*Provided entries*.
>> Begin
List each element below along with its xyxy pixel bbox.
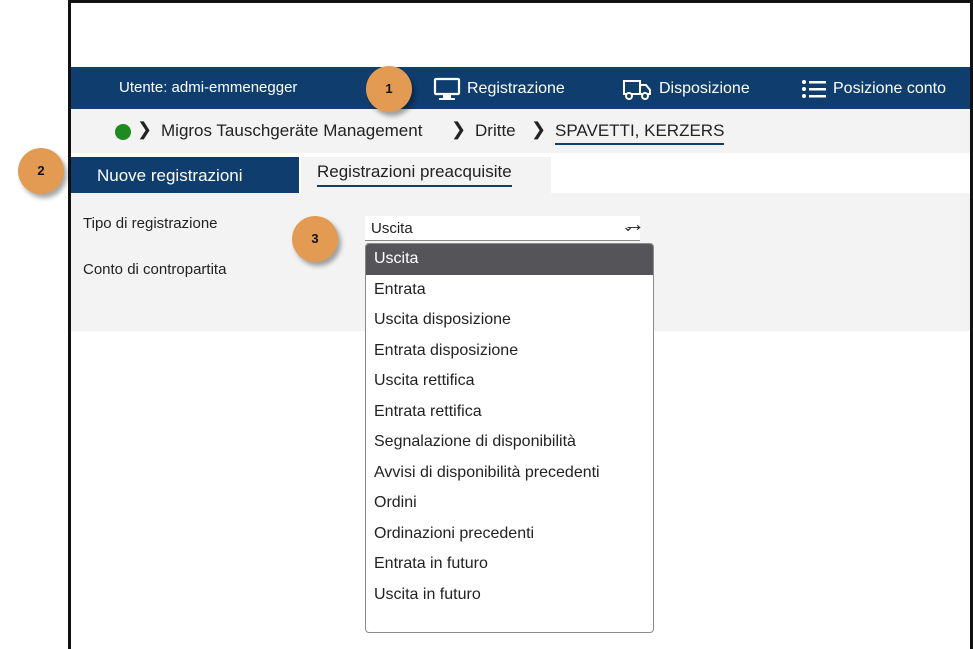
nav-registrazione-label: Registrazione: [467, 80, 565, 97]
breadcrumb-item-management[interactable]: Migros Tauschgeräte Management: [161, 121, 422, 141]
chevron-right-icon: ❯: [531, 119, 547, 139]
dropdown-option[interactable]: Segnalazione di disponibilità: [366, 427, 653, 458]
conto-label: Conto di contropartita: [83, 261, 227, 278]
tab-registrazioni-preacquisite[interactable]: Registrazioni preacquisite: [301, 157, 551, 193]
tab-bar: Nuove registrazioni Registrazioni preacq…: [71, 153, 970, 193]
app-window: Utente: admi-emmenegger Registrazione Di…: [68, 0, 973, 649]
tab-nuove-registrazioni[interactable]: Nuove registrazioni: [71, 157, 299, 193]
chevron-right-icon: ❯: [137, 119, 153, 139]
tipo-label: Tipo di registrazione: [83, 215, 218, 232]
dropdown-option[interactable]: Entrata disposizione: [366, 336, 653, 367]
dropdown-option[interactable]: Uscita rettifica: [366, 366, 653, 397]
breadcrumb: ❯ Migros Tauschgeräte Management ❯ Dritt…: [71, 109, 970, 153]
dropdown-option[interactable]: Entrata in futuro: [366, 549, 653, 580]
top-navigation-bar: Utente: admi-emmenegger Registrazione Di…: [71, 67, 970, 109]
select-value: Uscita: [371, 220, 413, 237]
list-icon: [802, 80, 826, 98]
dropdown-option[interactable]: Ordinazioni precedenti: [366, 519, 653, 550]
tab-label: Nuove registrazioni: [97, 166, 243, 185]
callout-badge-1: 1: [366, 66, 412, 112]
dropdown-option[interactable]: Ordini: [366, 488, 653, 519]
dropdown-option[interactable]: Uscita: [366, 244, 653, 275]
nav-disposizione-label: Disposizione: [659, 80, 750, 97]
user-label: Utente: admi-emmenegger: [119, 79, 298, 96]
go-arrow-icon[interactable]: →: [623, 211, 645, 237]
dropdown-list: Uscita Entrata Uscita disposizione Entra…: [365, 243, 654, 633]
dropdown-option[interactable]: Uscita in futuro: [366, 580, 653, 611]
dropdown-option[interactable]: Entrata: [366, 275, 653, 306]
nav-disposizione[interactable]: Disposizione: [621, 77, 750, 101]
nav-registrazione[interactable]: Registrazione: [433, 77, 565, 101]
breadcrumb-item-dritte[interactable]: Dritte: [475, 121, 516, 141]
status-dot-icon: [115, 124, 131, 140]
tipo-select[interactable]: Uscita ⌄: [365, 216, 640, 241]
breadcrumb-item-current[interactable]: SPAVETTI, KERZERS: [555, 121, 725, 145]
dropdown-option[interactable]: Entrata rettifica: [366, 397, 653, 428]
callout-badge-3: 3: [292, 216, 338, 262]
dropdown-option[interactable]: Avvisi di disponibilità precedenti: [366, 458, 653, 489]
chevron-right-icon: ❯: [451, 119, 467, 139]
truck-icon: [623, 80, 651, 100]
monitor-icon: [433, 77, 461, 100]
nav-posizione-conto-label: Posizione conto: [833, 80, 946, 97]
nav-posizione-conto[interactable]: Posizione conto: [801, 77, 946, 101]
callout-badge-2: 2: [18, 148, 64, 194]
tab-label: Registrazioni preacquisite: [317, 162, 512, 187]
dropdown-option[interactable]: Uscita disposizione: [366, 305, 653, 336]
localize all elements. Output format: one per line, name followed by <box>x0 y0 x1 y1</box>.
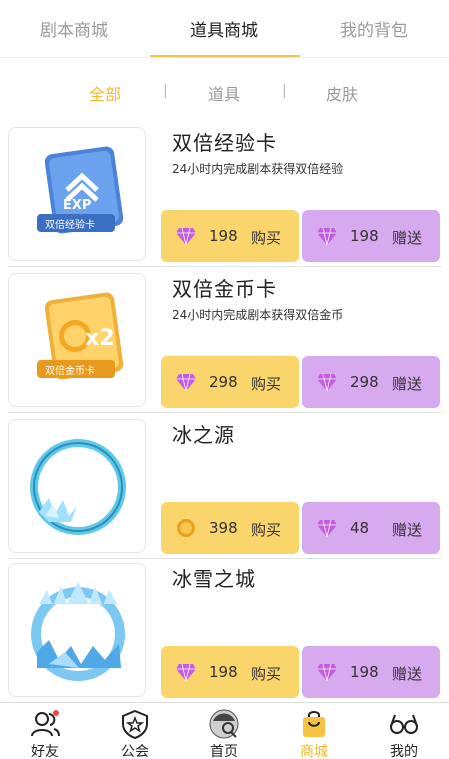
diamond-icon <box>176 227 196 246</box>
x2-badge-text: x2 <box>85 326 115 351</box>
buy-label: 购买 <box>251 665 282 683</box>
exp-badge-text: EXP <box>63 198 92 213</box>
nav-guild[interactable]: 公会 <box>90 703 180 759</box>
item-description: 24小时内完成剧本获得双倍金币 <box>172 308 344 322</box>
buy-price: 298 <box>209 373 238 391</box>
thumb-caption: 双倍金币卡 <box>45 366 95 377</box>
buy-price: 198 <box>209 663 238 681</box>
buy-button[interactable]: 198 购买 <box>161 210 299 262</box>
diamond-icon <box>317 519 337 538</box>
filter-bar: 全部 | 道具 | 皮肤 <box>0 78 449 106</box>
item-name: 冰雪之城 <box>172 567 256 591</box>
friends-icon <box>31 710 60 737</box>
buy-button[interactable]: 398 购买 <box>161 502 299 554</box>
tab-item-store[interactable]: 道具商城 <box>190 16 258 41</box>
detective-avatar-icon <box>209 709 239 739</box>
nav-label: 公会 <box>121 744 149 759</box>
gift-price: 48 <box>350 519 370 537</box>
thumb-caption: 双倍经验卡 <box>45 220 95 231</box>
gift-label: 赠送 <box>392 375 423 393</box>
filter-all[interactable]: 全部 <box>89 81 121 105</box>
item-name: 冰之源 <box>172 423 235 447</box>
diamond-icon <box>176 663 196 682</box>
gift-price: 198 <box>350 227 379 245</box>
buy-label: 购买 <box>251 521 282 539</box>
bottom-navigation: 好友 公会 首页 商城 我的 <box>0 702 449 759</box>
diamond-icon <box>317 663 337 682</box>
filter-separator: | <box>163 83 168 99</box>
item-name: 双倍金币卡 <box>172 277 277 301</box>
nav-label: 商城 <box>300 744 328 759</box>
gift-label: 赠送 <box>392 229 423 247</box>
gift-button[interactable]: 48 赠送 <box>302 502 440 554</box>
nav-me[interactable]: 我的 <box>359 703 449 759</box>
filter-items[interactable]: 道具 <box>208 81 240 105</box>
nav-home[interactable]: 首页 <box>179 703 269 759</box>
gift-button[interactable]: 198 赠送 <box>302 646 440 698</box>
list-item: 冰雪之城 198 购买 198 赠送 <box>0 558 449 702</box>
list-item: EXP 双倍经验卡 双倍经验卡 24小时内完成剧本获得双倍经验 198 购买 1… <box>0 122 449 266</box>
diamond-icon <box>317 373 337 392</box>
diamond-icon <box>176 373 196 392</box>
divider <box>8 266 441 267</box>
gift-label: 赠送 <box>392 665 423 683</box>
nav-label: 我的 <box>390 744 418 759</box>
nav-friends[interactable]: 好友 <box>0 703 90 759</box>
list-item: x2 双倍金币卡 双倍金币卡 24小时内完成剧本获得双倍金币 298 购买 29… <box>0 268 449 412</box>
top-tab-bar: 剧本商城 道具商城 我的背包 <box>0 0 449 58</box>
nav-label: 好友 <box>31 744 59 759</box>
item-name: 双倍经验卡 <box>172 131 277 155</box>
diamond-icon <box>317 227 337 246</box>
buy-button[interactable]: 298 购买 <box>161 356 299 408</box>
buy-price: 198 <box>209 227 238 245</box>
gift-button[interactable]: 298 赠送 <box>302 356 440 408</box>
double-exp-card-image: EXP 双倍经验卡 <box>8 127 146 261</box>
filter-separator: | <box>282 83 287 99</box>
notification-dot <box>53 710 59 716</box>
coin-icon <box>177 519 195 537</box>
list-item: 冰之源 398 购买 48 赠送 <box>0 414 449 558</box>
divider <box>8 412 441 413</box>
item-description: 24小时内完成剧本获得双倍经验 <box>172 162 344 176</box>
gift-button[interactable]: 198 赠送 <box>302 210 440 262</box>
tab-script-store[interactable]: 剧本商城 <box>40 16 108 41</box>
gift-label: 赠送 <box>392 521 423 539</box>
shopping-bag-icon <box>303 711 325 737</box>
nav-store[interactable]: 商城 <box>269 703 359 759</box>
gift-price: 298 <box>350 373 379 391</box>
buy-label: 购买 <box>251 229 282 247</box>
filter-skins[interactable]: 皮肤 <box>326 81 358 105</box>
glasses-icon <box>390 714 418 734</box>
ice-source-frame-image <box>8 419 146 553</box>
buy-label: 购买 <box>251 375 282 393</box>
nav-label: 首页 <box>210 744 238 759</box>
buy-button[interactable]: 198 购买 <box>161 646 299 698</box>
active-tab-indicator <box>150 55 300 57</box>
ice-city-frame-image <box>8 563 146 697</box>
double-gold-card-image: x2 双倍金币卡 <box>8 273 146 407</box>
gift-price: 198 <box>350 663 379 681</box>
tab-my-backpack[interactable]: 我的背包 <box>340 16 408 41</box>
buy-price: 398 <box>209 519 238 537</box>
guild-shield-icon <box>122 709 148 739</box>
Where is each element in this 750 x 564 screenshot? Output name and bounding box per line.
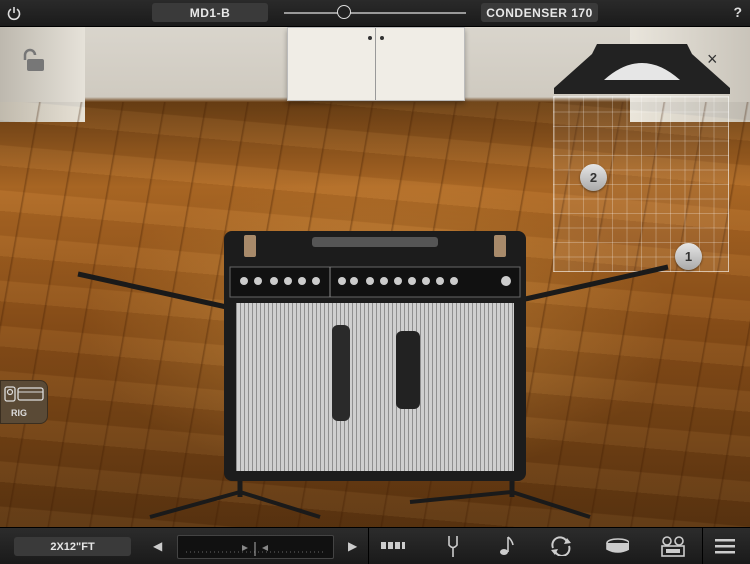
>> End
*What to do*.
Recast the lines of the listing, from the line containing "nav-registrazione-label: Registrazione: [467, 80, 565, 97]" through the line containing "366, 653, 397]" inclusive, as a Markdown table with the columns Number and Line, leaving out any blank lines.

*Solution*.
| Number | Line |
|---|---|
| 1 | nav-registrazione-label: Registrazione: [467, 80, 565, 97] |
| 2 | breadcrumb-item-management[interactable]: Migros Tauschgeräte Management: [161, 121, 422, 141] |
| 3 | chevron-right-icon: ❯: [531, 119, 547, 139] |
| 4 | dropdown-option[interactable]: Segnalazione di disponibilità: [366, 427, 653, 458] |
| 5 | conto-label: Conto di contropartita: [83, 261, 227, 278] |
| 6 | tab-registrazioni-preacquisite[interactable]: Registrazioni preacquisite: [301, 157, 551, 193] |
| 7 | tab-bar: Nuove registrazioni Registrazioni preacq…: [71, 153, 970, 193] |
| 8 | app-window: Utente: admi-emmenegger Registrazione Di…: [68, 0, 973, 649] |
| 9 | tab-nuove-registrazioni[interactable]: Nuove registrazioni: [71, 157, 299, 193] |
| 10 | chevron-right-icon: ❯: [137, 119, 153, 139] |
| 11 | tipo-label: Tipo di registrazione: [83, 215, 218, 232] |
| 12 | dropdown-option[interactable]: Entrata disposizione: [366, 336, 653, 367] |
| 13 | dropdown-option[interactable]: Uscita rettifica: [366, 366, 653, 397] |